§ Data excerpts
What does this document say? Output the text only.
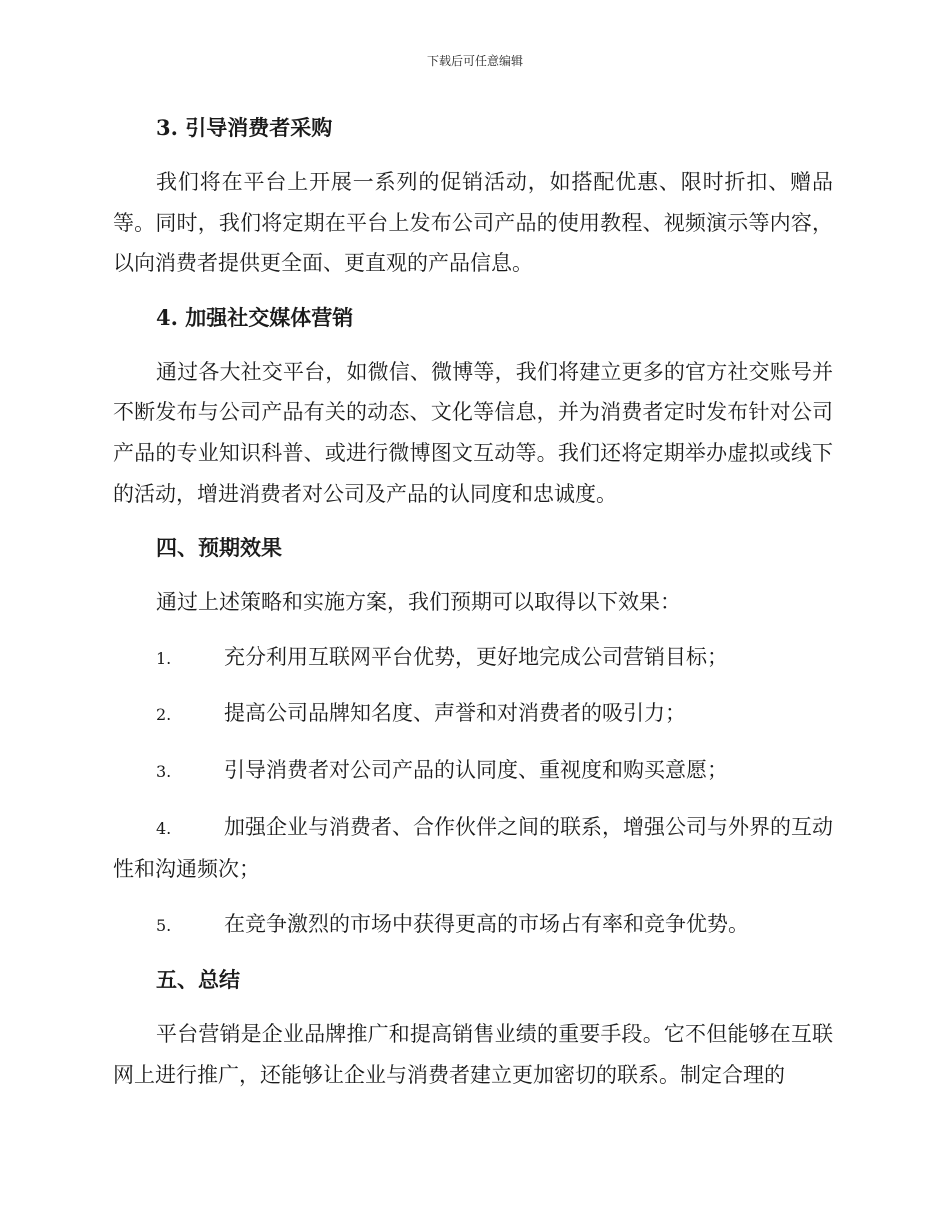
下载后可任意编辑
3. 引导消费者采购

我们将在平台上开展一系列的促销活动，如搭配优惠、限时折扣、赠品等。同时，我们将定期在平台上发布公司产品的使用教程、视频演示等内容，以向消费者提供更全面、更直观的产品信息。

4. 加强社交媒体营销

通过各大社交平台，如微信、微博等，我们将建立更多的官方社交账号并不断发布与公司产品有关的动态、文化等信息，并为消费者定时发布针对公司产品的专业知识科普、或进行微博图文互动等。我们还将定期举办虚拟或线下的活动，增进消费者对公司及产品的认同度和忠诚度。

四、预期效果

通过上述策略和实施方案，我们预期可以取得以下效果：

1.	充分利用互联网平台优势，更好地完成公司营销目标；

2.	提高公司品牌知名度、声誉和对消费者的吸引力；

3.	引导消费者对公司产品的认同度、重视度和购买意愿；

4.	加强企业与消费者、合作伙伴之间的联系，增强公司与外界的互动性和沟通频次；

5.	在竞争激烈的市场中获得更高的市场占有率和竞争优势。

五、总结

平台营销是企业品牌推广和提高销售业绩的重要手段。它不但能够在互联网上进行推广，还能够让企业与消费者建立更加密切的联系。制定合理的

§ Exercise
Without including any pictures, output all the entries above exactly.

§ Task output
What does this document say? Output the text only.
下载后可任意编辑
3. 引导消费者采购

我们将在平台上开展一系列的促销活动，如搭配优惠、限时折扣、赠品等。同时，我们将定期在平台上发布公司产品的使用教程、视频演示等内容，以向消费者提供更全面、更直观的产品信息。

4. 加强社交媒体营销

通过各大社交平台，如微信、微博等，我们将建立更多的官方社交账号并不断发布与公司产品有关的动态、文化等信息，并为消费者定时发布针对公司产品的专业知识科普、或进行微博图文互动等。我们还将定期举办虚拟或线下的活动，增进消费者对公司及产品的认同度和忠诚度。

四、预期效果

通过上述策略和实施方案，我们预期可以取得以下效果：

1.	充分利用互联网平台优势，更好地完成公司营销目标；

2.	提高公司品牌知名度、声誉和对消费者的吸引力；

3.	引导消费者对公司产品的认同度、重视度和购买意愿；

4.	加强企业与消费者、合作伙伴之间的联系，增强公司与外界的互动性和沟通频次；

5.	在竞争激烈的市场中获得更高的市场占有率和竞争优势。

五、总结

平台营销是企业品牌推广和提高销售业绩的重要手段。它不但能够在互联网上进行推广，还能够让企业与消费者建立更加密切的联系。制定合理的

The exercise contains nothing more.